PAGINA:
+ + + + + + +

Even een moment van poseren met 'die brede' zoals zijn schaatsmaten hem noemen. Links van Jesper staat Matthé Pronk, Mats van den Bos zit en rechts staat Nick Luijten. | Foto : Neeke Smit

Dat klinkt als erg veel.
“M’n ouders vragen ook weleens of ik niet te veel train. Dat is niet het geval. Peter geeft al zo lang training en weet waar hij het over het heeft hoor.”

Als ik de opsomming hoor, lijkt me dat je sociale leven er wat bij inschiet, hè.
“Nou, de meeste vrienden doen ook aan schaatsen, die zie ik dan bij de trainingen. Andere vrienden tref ik op school of in de sportschool. Van feesten ben ik niet zo. Dat is niet voor mij weggelegd.”

De grootste enthousiastelingen die nog niet op de thuisbaan terecht kunnen, uitwijken naar Thialf of Inzell om daar op het zomerijs te kunnen trainen. Hoe is dat bij jou?

+ + + + + + +

AANGELEVERDE GEGEVENS:

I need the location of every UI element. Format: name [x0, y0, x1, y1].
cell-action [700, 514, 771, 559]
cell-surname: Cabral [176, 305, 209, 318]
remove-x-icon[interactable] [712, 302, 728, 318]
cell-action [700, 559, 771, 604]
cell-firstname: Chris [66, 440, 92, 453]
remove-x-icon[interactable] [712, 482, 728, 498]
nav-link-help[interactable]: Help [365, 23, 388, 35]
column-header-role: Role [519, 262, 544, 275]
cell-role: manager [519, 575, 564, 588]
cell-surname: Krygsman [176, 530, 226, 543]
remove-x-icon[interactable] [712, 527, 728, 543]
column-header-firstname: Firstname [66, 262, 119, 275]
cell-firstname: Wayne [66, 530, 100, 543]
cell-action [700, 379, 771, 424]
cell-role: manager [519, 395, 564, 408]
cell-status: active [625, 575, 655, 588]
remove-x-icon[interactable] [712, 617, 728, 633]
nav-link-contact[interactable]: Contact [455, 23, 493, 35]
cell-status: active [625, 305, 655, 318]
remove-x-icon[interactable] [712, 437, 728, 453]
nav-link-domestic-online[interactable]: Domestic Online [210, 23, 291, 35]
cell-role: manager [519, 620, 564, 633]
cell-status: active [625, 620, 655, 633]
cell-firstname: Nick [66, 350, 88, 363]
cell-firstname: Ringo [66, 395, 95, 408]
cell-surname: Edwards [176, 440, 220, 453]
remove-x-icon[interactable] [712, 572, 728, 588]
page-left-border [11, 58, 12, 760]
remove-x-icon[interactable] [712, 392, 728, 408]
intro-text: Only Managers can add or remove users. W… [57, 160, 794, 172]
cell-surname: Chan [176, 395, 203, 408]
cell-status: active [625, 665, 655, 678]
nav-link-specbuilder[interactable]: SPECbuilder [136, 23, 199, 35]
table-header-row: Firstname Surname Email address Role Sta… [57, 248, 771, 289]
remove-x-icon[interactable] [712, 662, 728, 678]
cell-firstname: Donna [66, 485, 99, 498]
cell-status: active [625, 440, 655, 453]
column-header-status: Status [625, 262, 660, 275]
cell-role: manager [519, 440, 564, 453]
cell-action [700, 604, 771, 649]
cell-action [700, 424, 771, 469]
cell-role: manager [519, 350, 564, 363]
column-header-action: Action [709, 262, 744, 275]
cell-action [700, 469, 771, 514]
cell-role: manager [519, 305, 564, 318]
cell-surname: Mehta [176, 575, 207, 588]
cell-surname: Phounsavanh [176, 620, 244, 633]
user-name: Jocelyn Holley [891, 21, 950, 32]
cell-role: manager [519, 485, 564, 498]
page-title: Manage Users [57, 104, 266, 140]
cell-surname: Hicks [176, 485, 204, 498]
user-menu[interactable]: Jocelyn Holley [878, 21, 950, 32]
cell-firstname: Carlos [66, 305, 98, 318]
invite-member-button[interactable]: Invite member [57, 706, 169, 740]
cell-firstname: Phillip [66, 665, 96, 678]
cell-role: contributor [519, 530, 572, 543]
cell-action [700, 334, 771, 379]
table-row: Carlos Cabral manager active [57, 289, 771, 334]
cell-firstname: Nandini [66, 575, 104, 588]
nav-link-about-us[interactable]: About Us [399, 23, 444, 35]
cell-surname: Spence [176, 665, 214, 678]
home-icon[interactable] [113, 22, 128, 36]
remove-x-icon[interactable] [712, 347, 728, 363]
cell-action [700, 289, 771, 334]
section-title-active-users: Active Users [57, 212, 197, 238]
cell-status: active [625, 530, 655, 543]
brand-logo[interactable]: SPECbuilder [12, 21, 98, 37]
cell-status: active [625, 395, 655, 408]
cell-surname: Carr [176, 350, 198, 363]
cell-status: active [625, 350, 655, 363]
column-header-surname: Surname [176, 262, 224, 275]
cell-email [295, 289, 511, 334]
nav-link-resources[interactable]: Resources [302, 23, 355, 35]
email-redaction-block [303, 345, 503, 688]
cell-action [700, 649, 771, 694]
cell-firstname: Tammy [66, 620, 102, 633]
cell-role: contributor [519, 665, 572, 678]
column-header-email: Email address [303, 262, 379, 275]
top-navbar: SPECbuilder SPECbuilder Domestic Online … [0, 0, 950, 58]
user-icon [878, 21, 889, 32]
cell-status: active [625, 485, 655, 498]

+ + + + + + +

OPDRACHTEN:
1. Bewerk de vermeldingen vanaf de eerste tot en met de regel met "cell-role: manager [519, 395, 564, 408]": vervang "remove-x-icon" door "delete-x-icon" en laat al het andere ongewijzigd. Geef alleen die regels terug.
2. Ga verder met het schaatsinterview, te beginnen na de laatste zin.

ANTWOORDEN:
1.
I need the location of every UI element. Format: name [x0, y0, x1, y1].
cell-action [700, 514, 771, 559]
cell-surname: Cabral [176, 305, 209, 318]
delete-x-icon[interactable] [712, 302, 728, 318]
cell-action [700, 559, 771, 604]
cell-firstname: Chris [66, 440, 92, 453]
delete-x-icon[interactable] [712, 482, 728, 498]
nav-link-help[interactable]: Help [365, 23, 388, 35]
column-header-role: Role [519, 262, 544, 275]
cell-role: manager [519, 575, 564, 588]
cell-surname: Krygsman [176, 530, 226, 543]
delete-x-icon[interactable] [712, 527, 728, 543]
column-header-firstname: Firstname [66, 262, 119, 275]
cell-firstname: Wayne [66, 530, 100, 543]
cell-action [700, 379, 771, 424]
cell-role: manager [519, 395, 564, 408]

2.
“Er was in augustus drie weken zomerijs in Thialf waar ik vijf of zes keer naartoe ben gegaan. M’n ouders brachten me vroeger nog weleens. Nu zeggen ze: ‘Je neemt de trein maar naar iemand van je team en van daaruit verder’, dus dat heb ik gedaan. Het schaatsen kost onderhand allemaal best wat geld. Zo wil ik voor deze winter nieuwe schaatsen kopen. Voor een paar schoenen van het merk Rebel ben ik 1050 euro kwijt. Ik moet maar eens gaan uitkijken naar sponsors, want het wordt anders wat duur.”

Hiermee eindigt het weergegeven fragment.